=== STATED EXERCISE ===
Return each line of the listing that contains the string "Yesterday".

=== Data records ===
━━━━━━

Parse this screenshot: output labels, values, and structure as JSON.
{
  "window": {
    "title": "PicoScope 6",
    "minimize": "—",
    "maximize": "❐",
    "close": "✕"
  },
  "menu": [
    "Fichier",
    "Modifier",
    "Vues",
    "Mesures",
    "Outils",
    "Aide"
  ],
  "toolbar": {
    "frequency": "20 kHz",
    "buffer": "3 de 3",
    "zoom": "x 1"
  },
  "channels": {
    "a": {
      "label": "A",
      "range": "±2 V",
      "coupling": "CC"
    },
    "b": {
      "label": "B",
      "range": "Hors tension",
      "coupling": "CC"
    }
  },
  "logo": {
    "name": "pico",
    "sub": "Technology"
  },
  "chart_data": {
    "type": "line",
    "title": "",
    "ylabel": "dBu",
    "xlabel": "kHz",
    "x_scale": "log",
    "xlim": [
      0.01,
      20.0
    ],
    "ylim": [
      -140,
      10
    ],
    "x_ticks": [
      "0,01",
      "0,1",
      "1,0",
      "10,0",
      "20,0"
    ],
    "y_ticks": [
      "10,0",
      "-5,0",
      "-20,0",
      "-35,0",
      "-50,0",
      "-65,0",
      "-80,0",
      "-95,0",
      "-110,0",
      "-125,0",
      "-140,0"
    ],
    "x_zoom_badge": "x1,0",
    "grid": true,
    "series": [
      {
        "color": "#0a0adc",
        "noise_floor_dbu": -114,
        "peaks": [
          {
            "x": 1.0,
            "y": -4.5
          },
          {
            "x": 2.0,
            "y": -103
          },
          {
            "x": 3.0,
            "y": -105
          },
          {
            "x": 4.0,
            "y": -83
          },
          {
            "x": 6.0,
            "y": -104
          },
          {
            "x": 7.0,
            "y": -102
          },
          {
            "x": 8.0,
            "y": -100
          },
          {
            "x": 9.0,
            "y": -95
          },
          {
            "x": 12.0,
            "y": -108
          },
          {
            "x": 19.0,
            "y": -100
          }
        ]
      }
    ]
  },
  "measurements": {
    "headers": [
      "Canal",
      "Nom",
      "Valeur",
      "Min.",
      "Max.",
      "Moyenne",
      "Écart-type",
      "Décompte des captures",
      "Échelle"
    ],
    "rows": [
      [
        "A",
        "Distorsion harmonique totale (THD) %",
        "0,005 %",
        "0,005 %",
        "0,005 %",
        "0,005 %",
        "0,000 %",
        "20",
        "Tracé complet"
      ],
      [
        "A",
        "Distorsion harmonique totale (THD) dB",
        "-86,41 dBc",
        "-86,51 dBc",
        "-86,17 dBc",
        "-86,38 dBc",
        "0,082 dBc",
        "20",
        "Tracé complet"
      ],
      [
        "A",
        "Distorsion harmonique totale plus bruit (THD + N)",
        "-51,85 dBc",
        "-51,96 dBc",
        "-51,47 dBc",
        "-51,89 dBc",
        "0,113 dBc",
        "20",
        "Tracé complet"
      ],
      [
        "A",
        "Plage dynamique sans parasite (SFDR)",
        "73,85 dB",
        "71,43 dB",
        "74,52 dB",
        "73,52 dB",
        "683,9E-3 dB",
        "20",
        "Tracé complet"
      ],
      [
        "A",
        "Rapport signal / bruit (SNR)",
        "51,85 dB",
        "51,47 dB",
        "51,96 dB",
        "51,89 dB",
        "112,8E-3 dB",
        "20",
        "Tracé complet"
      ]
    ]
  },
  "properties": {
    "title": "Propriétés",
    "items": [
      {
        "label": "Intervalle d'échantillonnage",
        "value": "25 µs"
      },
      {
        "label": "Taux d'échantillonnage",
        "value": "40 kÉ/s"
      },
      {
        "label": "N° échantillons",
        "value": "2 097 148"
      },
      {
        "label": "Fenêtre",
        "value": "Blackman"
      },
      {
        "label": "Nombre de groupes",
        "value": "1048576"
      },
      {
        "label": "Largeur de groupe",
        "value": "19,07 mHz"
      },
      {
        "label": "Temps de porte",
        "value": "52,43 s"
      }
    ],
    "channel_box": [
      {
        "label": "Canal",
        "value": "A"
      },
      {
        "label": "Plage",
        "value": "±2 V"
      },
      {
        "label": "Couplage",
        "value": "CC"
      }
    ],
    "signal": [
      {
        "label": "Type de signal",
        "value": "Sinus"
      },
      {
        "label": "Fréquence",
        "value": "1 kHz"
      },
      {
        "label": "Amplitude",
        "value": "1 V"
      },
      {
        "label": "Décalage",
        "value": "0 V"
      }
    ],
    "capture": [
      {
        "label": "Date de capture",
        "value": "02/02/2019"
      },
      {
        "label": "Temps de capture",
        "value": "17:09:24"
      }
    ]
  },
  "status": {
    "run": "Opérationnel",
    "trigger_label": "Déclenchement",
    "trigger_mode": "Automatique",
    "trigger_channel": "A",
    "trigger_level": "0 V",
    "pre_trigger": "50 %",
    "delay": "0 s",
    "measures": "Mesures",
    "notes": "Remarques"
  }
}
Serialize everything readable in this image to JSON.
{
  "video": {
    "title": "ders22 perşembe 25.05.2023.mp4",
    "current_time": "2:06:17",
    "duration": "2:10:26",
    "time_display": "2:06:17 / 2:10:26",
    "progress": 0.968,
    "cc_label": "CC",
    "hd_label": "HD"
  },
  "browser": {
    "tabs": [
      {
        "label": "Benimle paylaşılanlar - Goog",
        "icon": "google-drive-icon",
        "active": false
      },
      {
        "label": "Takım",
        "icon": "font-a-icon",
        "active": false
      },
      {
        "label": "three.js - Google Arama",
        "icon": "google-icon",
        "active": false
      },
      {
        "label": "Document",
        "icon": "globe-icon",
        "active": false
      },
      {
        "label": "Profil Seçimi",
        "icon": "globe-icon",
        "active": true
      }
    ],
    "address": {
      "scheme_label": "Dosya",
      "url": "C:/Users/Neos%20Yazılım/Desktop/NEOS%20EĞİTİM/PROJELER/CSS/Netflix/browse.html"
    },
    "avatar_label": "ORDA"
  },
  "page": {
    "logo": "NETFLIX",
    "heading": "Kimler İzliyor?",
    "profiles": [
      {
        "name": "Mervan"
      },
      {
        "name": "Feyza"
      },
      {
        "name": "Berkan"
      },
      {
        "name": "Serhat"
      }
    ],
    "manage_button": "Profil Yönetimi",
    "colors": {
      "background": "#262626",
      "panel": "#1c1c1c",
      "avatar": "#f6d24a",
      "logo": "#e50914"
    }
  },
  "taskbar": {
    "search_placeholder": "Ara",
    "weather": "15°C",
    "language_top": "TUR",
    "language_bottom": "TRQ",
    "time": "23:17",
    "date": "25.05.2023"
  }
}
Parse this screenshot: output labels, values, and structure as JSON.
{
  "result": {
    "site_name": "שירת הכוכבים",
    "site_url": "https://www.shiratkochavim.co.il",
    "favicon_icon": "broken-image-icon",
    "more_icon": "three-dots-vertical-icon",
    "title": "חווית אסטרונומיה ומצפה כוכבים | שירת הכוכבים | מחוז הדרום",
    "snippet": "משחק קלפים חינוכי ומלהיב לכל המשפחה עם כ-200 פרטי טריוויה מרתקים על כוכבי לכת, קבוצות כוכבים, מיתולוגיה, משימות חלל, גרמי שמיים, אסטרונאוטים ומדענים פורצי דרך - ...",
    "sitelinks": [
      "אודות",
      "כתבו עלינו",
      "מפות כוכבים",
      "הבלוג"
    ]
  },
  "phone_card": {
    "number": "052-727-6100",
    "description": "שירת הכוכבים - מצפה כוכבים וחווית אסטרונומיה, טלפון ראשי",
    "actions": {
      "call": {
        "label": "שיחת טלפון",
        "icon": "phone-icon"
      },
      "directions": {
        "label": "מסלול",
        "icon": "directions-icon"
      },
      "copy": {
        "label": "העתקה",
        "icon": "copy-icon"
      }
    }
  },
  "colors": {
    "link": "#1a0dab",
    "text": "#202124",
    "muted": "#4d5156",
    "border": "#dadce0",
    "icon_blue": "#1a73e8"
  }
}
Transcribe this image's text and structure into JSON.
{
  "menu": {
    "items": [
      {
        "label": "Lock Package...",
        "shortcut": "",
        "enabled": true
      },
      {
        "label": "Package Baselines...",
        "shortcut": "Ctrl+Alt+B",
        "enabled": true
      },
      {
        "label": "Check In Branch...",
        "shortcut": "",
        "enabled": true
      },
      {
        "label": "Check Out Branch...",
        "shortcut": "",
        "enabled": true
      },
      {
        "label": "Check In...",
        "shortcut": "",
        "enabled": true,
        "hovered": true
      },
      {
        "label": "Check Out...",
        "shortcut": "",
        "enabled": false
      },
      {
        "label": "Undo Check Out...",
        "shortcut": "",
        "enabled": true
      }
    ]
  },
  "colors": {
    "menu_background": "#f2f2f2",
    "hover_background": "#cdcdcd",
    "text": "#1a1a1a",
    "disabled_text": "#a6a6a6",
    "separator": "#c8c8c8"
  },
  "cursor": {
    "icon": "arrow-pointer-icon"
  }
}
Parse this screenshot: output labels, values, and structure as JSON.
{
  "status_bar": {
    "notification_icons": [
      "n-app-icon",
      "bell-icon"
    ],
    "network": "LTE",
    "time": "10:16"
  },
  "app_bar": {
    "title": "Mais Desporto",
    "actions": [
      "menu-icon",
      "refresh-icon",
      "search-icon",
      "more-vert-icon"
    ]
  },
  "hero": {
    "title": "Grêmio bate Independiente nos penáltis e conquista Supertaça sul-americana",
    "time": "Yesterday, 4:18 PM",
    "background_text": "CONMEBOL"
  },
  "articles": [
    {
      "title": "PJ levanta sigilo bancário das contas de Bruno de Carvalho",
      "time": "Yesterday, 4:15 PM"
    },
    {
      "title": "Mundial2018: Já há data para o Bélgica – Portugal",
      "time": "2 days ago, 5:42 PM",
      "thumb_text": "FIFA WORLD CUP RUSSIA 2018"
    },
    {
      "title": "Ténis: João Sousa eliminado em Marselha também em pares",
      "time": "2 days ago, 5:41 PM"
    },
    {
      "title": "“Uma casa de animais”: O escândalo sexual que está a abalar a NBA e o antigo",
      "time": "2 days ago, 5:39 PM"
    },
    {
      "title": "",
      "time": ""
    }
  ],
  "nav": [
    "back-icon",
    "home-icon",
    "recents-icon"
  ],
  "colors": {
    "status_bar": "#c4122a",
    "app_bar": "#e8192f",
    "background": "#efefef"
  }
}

━━━━━━

=== TASK SOLUTION ===
    "time": "Yesterday, 4:18 PM",
      "time": "Yesterday, 4:15 PM"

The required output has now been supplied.